• **DATASET ENTRIES**
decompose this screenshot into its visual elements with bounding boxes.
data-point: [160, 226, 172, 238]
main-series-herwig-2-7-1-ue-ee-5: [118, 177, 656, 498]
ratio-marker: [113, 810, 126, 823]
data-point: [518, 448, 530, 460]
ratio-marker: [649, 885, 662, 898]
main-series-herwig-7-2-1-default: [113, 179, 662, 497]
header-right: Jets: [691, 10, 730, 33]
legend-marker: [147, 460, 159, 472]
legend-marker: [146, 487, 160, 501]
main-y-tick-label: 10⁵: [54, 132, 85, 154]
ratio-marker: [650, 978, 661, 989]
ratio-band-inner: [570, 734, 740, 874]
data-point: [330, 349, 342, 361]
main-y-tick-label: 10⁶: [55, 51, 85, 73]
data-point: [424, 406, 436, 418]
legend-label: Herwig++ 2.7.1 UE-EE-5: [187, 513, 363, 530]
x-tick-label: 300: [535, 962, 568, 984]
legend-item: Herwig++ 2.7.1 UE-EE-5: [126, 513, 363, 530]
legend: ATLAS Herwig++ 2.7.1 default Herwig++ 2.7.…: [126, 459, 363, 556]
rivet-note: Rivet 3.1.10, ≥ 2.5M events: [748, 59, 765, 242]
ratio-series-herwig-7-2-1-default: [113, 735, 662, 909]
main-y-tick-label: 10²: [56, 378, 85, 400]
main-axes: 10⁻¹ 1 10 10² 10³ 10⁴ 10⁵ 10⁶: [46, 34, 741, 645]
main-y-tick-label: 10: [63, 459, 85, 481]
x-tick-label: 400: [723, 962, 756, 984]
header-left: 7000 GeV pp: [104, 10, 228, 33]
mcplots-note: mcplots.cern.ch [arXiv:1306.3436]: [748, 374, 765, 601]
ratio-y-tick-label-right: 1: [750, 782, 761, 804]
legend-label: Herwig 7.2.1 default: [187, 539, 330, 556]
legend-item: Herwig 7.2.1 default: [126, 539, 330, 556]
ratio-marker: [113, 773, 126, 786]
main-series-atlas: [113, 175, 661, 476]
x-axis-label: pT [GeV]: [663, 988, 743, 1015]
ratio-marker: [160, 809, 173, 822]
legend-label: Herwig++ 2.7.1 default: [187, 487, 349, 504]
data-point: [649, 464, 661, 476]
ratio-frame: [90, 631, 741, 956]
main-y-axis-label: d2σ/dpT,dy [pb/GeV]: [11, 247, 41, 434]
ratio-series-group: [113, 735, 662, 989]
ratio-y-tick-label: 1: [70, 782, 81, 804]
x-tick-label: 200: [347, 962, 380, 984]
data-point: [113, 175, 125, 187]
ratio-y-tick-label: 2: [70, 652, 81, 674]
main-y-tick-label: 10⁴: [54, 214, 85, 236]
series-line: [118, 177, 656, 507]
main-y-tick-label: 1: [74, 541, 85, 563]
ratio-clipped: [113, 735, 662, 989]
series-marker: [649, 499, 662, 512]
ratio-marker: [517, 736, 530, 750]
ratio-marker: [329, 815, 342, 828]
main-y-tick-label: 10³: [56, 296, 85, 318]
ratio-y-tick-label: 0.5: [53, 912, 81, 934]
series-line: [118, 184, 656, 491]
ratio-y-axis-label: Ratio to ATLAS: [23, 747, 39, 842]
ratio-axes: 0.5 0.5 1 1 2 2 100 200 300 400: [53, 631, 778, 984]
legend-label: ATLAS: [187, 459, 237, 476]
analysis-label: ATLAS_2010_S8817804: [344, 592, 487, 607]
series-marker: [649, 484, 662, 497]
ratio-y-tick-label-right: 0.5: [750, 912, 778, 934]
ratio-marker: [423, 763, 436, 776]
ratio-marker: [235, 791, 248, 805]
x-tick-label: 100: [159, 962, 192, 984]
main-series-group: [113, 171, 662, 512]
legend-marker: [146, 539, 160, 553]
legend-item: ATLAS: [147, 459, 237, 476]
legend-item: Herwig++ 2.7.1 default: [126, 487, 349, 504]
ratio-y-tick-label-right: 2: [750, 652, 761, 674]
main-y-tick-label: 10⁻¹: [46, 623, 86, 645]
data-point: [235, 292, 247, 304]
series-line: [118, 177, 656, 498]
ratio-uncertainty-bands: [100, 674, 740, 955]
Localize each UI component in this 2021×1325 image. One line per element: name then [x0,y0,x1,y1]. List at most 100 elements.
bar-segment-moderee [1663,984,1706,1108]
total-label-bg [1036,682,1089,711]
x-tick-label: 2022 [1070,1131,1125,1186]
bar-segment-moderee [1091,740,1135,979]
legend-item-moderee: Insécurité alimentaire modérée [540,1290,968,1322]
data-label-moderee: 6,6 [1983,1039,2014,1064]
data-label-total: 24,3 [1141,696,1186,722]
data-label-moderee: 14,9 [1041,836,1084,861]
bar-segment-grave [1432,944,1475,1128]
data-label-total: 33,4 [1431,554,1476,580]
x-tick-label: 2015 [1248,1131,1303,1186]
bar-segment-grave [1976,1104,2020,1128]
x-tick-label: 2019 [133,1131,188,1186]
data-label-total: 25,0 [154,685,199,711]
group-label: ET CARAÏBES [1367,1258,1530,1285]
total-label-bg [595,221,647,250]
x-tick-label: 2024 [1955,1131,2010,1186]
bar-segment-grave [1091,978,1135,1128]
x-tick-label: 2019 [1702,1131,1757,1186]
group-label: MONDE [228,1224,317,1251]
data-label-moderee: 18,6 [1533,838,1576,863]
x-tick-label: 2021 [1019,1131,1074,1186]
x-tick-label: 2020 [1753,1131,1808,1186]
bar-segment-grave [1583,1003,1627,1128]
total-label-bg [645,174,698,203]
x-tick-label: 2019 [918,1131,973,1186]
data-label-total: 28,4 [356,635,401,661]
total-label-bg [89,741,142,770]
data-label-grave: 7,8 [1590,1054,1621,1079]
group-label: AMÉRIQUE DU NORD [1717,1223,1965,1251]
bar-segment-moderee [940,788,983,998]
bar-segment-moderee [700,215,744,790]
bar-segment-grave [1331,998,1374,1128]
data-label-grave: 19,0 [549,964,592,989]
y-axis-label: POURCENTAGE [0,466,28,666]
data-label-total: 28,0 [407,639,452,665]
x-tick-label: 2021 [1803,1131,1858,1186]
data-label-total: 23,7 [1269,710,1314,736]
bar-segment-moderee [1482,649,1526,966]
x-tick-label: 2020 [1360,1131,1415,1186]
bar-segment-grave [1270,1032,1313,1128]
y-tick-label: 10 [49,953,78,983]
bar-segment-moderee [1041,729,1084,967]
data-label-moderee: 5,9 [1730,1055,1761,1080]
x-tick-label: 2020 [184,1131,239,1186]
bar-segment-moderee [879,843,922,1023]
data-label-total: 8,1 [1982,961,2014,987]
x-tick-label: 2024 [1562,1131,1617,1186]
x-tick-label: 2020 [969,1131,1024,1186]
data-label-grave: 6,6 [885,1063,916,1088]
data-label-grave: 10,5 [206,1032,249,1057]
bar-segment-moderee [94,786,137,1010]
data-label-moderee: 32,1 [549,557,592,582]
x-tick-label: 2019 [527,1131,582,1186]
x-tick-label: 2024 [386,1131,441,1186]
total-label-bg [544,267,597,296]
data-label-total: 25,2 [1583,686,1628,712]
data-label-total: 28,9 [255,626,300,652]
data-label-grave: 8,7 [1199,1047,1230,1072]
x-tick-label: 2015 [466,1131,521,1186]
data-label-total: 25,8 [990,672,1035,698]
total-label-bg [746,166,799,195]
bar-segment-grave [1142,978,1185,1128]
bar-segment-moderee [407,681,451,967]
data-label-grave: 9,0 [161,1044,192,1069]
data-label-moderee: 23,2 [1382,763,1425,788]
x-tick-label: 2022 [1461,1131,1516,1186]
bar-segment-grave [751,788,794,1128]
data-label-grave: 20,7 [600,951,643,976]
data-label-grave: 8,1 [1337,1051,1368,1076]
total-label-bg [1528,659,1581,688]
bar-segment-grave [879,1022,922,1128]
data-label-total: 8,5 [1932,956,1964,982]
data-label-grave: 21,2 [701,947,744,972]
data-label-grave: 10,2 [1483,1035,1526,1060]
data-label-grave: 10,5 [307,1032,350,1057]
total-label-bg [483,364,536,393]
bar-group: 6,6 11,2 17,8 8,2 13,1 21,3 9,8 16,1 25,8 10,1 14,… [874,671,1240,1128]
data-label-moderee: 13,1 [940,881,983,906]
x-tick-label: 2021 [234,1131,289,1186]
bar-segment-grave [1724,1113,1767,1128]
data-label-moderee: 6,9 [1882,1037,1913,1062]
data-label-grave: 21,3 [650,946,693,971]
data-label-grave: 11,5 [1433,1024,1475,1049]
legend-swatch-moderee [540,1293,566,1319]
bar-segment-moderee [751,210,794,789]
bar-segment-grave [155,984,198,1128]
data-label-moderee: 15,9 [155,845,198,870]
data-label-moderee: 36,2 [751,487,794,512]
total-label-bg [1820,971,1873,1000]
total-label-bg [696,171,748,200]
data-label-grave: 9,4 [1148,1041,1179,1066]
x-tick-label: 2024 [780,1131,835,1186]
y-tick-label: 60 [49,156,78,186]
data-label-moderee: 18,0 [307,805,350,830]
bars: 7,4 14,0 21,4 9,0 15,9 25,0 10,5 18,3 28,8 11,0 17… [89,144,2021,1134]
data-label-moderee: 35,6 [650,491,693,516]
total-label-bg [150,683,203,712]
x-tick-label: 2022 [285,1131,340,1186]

• **TASK OBJECTIVE**
Please pull out each line of the records above that contains the string "this", and copy those lines.

• **SOLUTION**
decompose this screenshot into its visual elements with bounding boxes.
Localize each UI component in this 2021×1325 image. One line per element: name then [x0,y0,x1,y1]. List at most 100 elements.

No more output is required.